Search the material for the word "сына" and report each line where it turns up.

── Data extract ──

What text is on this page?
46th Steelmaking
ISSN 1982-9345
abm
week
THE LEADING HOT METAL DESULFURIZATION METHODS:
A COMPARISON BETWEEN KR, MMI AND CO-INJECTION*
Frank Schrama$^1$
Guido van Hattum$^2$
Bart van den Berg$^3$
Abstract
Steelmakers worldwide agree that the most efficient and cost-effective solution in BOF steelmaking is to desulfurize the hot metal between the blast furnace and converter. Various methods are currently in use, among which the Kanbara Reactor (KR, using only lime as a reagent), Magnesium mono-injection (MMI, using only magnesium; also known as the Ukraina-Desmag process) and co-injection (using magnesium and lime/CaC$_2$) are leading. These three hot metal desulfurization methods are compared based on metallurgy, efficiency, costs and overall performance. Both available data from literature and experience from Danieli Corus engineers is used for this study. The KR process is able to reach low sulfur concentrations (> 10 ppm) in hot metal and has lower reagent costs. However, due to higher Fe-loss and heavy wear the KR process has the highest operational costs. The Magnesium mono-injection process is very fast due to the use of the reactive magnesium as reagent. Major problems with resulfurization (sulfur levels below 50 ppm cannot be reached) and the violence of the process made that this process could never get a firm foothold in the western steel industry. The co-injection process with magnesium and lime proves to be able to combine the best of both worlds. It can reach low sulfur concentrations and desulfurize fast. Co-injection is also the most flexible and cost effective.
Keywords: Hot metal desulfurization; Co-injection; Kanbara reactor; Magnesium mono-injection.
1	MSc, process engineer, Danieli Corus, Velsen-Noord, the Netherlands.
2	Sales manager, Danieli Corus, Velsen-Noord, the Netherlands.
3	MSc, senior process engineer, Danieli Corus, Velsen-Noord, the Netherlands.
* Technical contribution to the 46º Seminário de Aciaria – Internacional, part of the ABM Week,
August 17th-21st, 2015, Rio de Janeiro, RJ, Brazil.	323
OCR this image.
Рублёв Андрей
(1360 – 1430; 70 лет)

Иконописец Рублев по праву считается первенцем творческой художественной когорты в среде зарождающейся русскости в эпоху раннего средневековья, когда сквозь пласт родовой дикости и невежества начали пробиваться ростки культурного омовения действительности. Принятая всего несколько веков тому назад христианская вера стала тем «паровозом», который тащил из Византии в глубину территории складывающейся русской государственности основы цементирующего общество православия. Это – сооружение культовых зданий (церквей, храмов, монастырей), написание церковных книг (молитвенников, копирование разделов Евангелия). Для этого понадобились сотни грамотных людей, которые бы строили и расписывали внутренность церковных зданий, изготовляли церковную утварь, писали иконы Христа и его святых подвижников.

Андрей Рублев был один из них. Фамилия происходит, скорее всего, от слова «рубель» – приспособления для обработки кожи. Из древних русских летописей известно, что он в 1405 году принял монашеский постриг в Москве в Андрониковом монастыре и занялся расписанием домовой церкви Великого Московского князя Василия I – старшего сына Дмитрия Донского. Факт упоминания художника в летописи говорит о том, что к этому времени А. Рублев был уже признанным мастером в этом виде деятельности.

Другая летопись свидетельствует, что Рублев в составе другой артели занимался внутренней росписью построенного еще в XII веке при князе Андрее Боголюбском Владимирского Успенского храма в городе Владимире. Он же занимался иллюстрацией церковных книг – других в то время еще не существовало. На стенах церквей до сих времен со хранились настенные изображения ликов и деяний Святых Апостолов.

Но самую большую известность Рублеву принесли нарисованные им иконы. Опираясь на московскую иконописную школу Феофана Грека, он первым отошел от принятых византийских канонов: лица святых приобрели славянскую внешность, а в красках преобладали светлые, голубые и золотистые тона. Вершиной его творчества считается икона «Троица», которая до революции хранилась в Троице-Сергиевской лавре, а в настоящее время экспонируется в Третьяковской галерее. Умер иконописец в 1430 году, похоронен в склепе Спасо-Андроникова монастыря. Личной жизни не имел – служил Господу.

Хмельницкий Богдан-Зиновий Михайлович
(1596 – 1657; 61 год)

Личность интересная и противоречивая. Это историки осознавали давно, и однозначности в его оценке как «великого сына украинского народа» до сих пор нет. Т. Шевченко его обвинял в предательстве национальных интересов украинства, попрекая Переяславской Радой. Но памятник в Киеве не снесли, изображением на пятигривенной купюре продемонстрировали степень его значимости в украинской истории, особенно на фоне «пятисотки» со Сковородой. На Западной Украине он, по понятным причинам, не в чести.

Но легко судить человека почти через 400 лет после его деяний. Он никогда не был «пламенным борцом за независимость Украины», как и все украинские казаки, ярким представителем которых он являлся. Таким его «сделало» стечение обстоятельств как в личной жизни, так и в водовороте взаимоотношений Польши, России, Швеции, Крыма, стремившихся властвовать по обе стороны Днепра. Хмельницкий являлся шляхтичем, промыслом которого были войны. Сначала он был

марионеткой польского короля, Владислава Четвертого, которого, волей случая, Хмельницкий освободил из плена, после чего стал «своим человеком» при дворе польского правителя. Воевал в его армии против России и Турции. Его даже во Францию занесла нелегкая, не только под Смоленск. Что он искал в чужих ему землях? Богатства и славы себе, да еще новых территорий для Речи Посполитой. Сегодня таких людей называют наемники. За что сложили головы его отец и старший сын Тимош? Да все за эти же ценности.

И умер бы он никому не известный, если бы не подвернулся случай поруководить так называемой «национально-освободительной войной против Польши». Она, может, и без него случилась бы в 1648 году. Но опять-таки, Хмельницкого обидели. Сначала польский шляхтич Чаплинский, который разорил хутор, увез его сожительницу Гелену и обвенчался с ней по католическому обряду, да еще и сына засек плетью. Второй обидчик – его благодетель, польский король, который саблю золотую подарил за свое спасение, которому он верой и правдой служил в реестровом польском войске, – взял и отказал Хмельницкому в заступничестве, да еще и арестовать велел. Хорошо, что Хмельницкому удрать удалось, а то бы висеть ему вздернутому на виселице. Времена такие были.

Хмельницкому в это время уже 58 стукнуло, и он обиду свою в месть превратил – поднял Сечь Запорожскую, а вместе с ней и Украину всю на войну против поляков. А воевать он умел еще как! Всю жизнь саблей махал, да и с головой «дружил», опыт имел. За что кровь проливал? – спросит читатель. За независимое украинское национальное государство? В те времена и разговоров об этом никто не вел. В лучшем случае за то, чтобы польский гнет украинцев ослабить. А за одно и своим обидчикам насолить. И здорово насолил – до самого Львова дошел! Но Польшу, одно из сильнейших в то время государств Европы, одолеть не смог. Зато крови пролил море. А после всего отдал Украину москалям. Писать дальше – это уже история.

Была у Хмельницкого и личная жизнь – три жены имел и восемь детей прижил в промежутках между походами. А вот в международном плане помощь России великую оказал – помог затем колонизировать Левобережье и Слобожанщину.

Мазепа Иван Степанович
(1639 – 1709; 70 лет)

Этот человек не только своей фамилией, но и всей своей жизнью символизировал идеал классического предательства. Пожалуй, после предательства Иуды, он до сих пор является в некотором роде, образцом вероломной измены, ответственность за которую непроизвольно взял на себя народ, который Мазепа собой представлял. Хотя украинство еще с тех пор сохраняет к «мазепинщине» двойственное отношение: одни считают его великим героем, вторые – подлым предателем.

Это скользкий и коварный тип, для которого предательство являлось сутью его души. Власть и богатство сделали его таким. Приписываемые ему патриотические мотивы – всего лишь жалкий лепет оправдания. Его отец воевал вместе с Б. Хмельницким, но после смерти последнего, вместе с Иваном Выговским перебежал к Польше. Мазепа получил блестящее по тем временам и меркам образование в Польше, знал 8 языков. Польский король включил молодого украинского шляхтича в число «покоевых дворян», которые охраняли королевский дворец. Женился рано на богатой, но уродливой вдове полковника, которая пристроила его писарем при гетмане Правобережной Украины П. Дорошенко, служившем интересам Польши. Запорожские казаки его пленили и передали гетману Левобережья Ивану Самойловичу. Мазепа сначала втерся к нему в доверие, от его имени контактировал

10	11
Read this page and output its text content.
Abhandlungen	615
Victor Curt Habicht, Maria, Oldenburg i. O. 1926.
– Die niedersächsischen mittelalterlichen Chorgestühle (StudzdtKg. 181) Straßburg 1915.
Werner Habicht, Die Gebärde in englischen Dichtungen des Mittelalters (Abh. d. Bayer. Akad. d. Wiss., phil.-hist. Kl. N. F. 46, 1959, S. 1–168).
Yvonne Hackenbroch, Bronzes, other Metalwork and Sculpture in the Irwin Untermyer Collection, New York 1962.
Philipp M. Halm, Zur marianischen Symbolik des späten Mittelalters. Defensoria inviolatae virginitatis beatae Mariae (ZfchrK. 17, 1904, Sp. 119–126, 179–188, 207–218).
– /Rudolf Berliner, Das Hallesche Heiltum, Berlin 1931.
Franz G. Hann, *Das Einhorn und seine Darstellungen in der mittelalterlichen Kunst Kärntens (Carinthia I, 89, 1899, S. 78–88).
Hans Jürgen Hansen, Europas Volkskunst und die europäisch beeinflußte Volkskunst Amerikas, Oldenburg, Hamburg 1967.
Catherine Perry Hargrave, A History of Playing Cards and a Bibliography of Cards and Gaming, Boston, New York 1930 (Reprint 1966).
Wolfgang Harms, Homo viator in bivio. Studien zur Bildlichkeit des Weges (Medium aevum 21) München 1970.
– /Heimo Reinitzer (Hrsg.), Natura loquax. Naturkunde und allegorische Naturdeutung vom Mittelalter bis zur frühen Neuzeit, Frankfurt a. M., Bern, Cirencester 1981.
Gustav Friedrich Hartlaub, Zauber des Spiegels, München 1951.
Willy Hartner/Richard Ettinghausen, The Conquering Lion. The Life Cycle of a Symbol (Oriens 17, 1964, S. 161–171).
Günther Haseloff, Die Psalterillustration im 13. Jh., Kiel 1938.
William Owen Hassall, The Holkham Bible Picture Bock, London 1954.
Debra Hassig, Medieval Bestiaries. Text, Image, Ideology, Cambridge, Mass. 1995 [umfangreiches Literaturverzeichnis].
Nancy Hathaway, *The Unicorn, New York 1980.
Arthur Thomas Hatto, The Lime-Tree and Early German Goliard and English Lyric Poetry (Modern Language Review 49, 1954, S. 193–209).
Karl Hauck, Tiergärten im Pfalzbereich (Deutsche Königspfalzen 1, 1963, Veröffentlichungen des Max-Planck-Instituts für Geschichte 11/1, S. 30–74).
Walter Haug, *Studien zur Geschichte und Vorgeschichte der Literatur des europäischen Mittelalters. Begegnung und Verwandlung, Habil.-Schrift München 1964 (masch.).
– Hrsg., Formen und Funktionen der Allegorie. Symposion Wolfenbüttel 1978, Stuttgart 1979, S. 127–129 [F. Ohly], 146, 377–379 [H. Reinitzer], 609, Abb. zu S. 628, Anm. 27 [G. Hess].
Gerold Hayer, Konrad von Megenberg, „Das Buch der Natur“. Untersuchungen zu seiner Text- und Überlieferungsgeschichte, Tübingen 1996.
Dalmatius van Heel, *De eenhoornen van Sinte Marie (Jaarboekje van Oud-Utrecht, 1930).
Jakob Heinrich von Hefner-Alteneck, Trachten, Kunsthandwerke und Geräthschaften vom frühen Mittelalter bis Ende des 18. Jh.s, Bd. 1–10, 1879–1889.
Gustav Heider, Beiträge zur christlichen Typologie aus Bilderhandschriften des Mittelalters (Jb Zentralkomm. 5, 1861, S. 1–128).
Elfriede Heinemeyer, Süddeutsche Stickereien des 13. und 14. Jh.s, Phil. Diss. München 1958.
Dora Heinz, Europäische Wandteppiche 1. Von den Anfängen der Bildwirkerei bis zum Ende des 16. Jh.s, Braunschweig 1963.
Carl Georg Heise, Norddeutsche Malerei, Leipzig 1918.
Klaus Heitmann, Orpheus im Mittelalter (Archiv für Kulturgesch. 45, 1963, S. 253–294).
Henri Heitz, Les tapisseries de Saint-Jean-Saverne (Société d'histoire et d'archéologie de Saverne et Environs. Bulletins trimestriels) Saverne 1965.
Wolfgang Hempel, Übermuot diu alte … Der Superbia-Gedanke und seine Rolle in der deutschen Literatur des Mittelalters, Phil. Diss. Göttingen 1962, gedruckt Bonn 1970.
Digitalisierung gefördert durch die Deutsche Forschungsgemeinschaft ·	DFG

───

Problem solution:
Андрей Рублев был один из них. Фамилия происходит, скорее всего, от слова «рубель» – приспособления для обработки кожи. Из древних русских летописей известно, что он в 1405 году принял монашеский постриг в Москве в Андрониковом монастыре и занялся расписанием домовой церкви Великого Московского князя Василия I – старшего сына Дмитрия Донского. Факт упоминания художника в летописи говорит о том, что к этому времени А. Рублев был уже признанным мастером в этом виде деятельности.
Личность интересная и противоречивая. Это историки осознавали давно, и однозначности в его оценке как «великого сына украинского народа» до сих пор нет. Т. Шевченко его обвинял в предательстве национальных интересов украинства, попрекая Переяславской Радой. Но памятник в Киеве не снесли, изображением на пятигривенной купюре продемонстрировали степень его значимости в украинской истории, особенно на фоне «пятисотки» со Сковородой. На Западной Украине он, по понятным причинам, не в чести.
И умер бы он никому не известный, если бы не подвернулся случай поруководить так называемой «национально-освободительной войной против Польши». Она, может, и без него случилась бы в 1648 году. Но опять-таки, Хмельницкого обидели. Сначала польский шляхтич Чаплинский, который разорил хутор, увез его сожительницу Гелену и обвенчался с ней по католическому обряду, да еще и сына засек плетью. Второй обидчик – его благодетель, польский король, который саблю золотую подарил за свое спасение, которому он верой и правдой служил в реестровом польском войске, – взял и отказал Хмельницкому в заступничестве, да еще и арестовать велел. Хорошо, что Хмельницкому удрать удалось, а то бы висеть ему вздернутому на виселице. Времена такие были.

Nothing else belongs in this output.